───── Data to use ─────

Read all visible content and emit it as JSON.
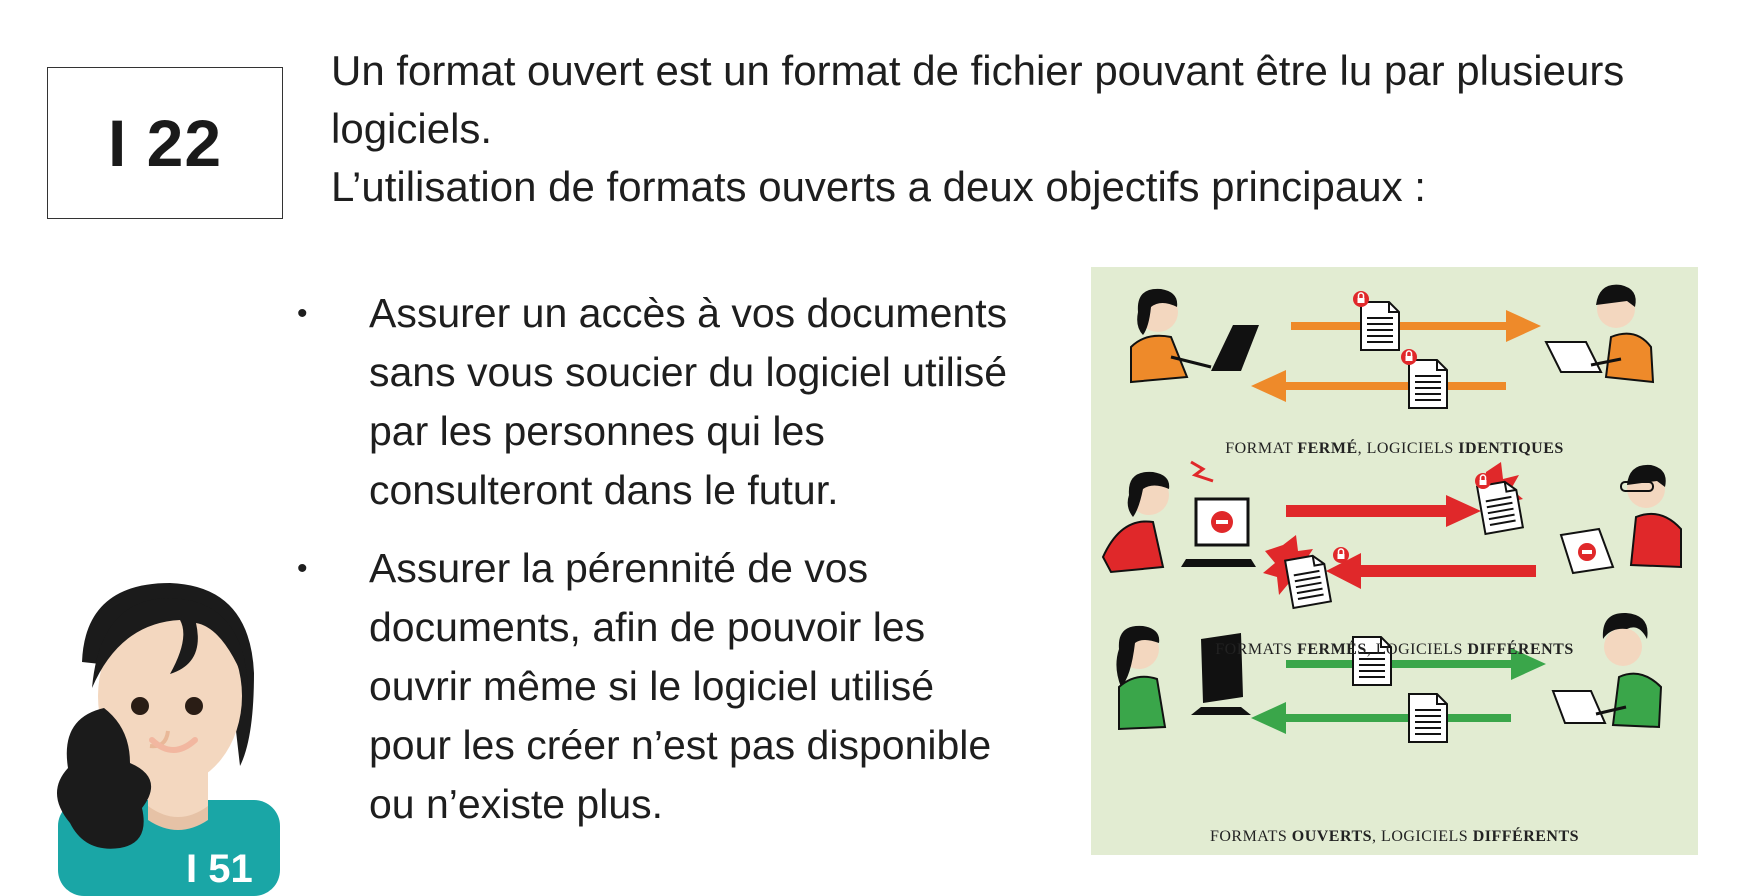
{
  "code": "I 22",
  "intro": {
    "line1": "Un format ouvert est un format de fichier pouvant être lu par plusieurs",
    "line2": "logiciels.",
    "line3": "L’utilisation de formats ouverts a deux objectifs principaux :"
  },
  "bullets": [
    {
      "marker": "•",
      "lines": [
        "Assurer un accès à vos documents",
        "sans vous soucier du logiciel utilisé",
        "par les personnes qui les",
        "consulteront dans le futur."
      ]
    },
    {
      "marker": "•",
      "lines": [
        "Assurer la pérennité de vos",
        "documents, afin de pouvoir les",
        "ouvrir même si le logiciel utilisé",
        "pour les créer n’est pas disponible",
        "ou n’existe plus."
      ]
    }
  ],
  "avatar_code": "I 51",
  "illustration": {
    "captions": [
      {
        "p1": "FORMAT ",
        "b1": "FERMÉ",
        "p2": ", LOGICIELS ",
        "b2": "IDENTIQUES"
      },
      {
        "p1": "FORMATS ",
        "b1": "FERMÉS",
        "p2": ", LOGICIELS ",
        "b2": "DIFFÉRENTS"
      },
      {
        "p1": "FORMATS ",
        "b1": "OUVERTS",
        "p2": ", LOGICIELS ",
        "b2": "DIFFÉRENTS"
      }
    ]
  },
  "colors": {
    "orange": "#ee8a2a",
    "red": "#e0282a",
    "green": "#3aa64a",
    "panel_bg": "#e2ecd2",
    "avatar_shirt": "#1aa6a6"
  }
}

─────

Pictures are excluded; repeat every record exactly.

Read all visible content and emit it as JSON.
{
  "code": "I 22",
  "intro": {
    "line1": "Un format ouvert est un format de fichier pouvant être lu par plusieurs",
    "line2": "logiciels.",
    "line3": "L’utilisation de formats ouverts a deux objectifs principaux :"
  },
  "bullets": [
    {
      "marker": "•",
      "lines": [
        "Assurer un accès à vos documents",
        "sans vous soucier du logiciel utilisé",
        "par les personnes qui les",
        "consulteront dans le futur."
      ]
    },
    {
      "marker": "•",
      "lines": [
        "Assurer la pérennité de vos",
        "documents, afin de pouvoir les",
        "ouvrir même si le logiciel utilisé",
        "pour les créer n’est pas disponible",
        "ou n’existe plus."
      ]
    }
  ],
  "avatar_code": "I 51",
  "illustration": {
    "captions": [
      {
        "p1": "FORMAT ",
        "b1": "FERMÉ",
        "p2": ", LOGICIELS ",
        "b2": "IDENTIQUES"
      },
      {
        "p1": "FORMATS ",
        "b1": "FERMÉS",
        "p2": ", LOGICIELS ",
        "b2": "DIFFÉRENTS"
      },
      {
        "p1": "FORMATS ",
        "b1": "OUVERTS",
        "p2": ", LOGICIELS ",
        "b2": "DIFFÉRENTS"
      }
    ]
  },
  "colors": {
    "orange": "#ee8a2a",
    "red": "#e0282a",
    "green": "#3aa64a",
    "panel_bg": "#e2ecd2",
    "avatar_shirt": "#1aa6a6"
  }
}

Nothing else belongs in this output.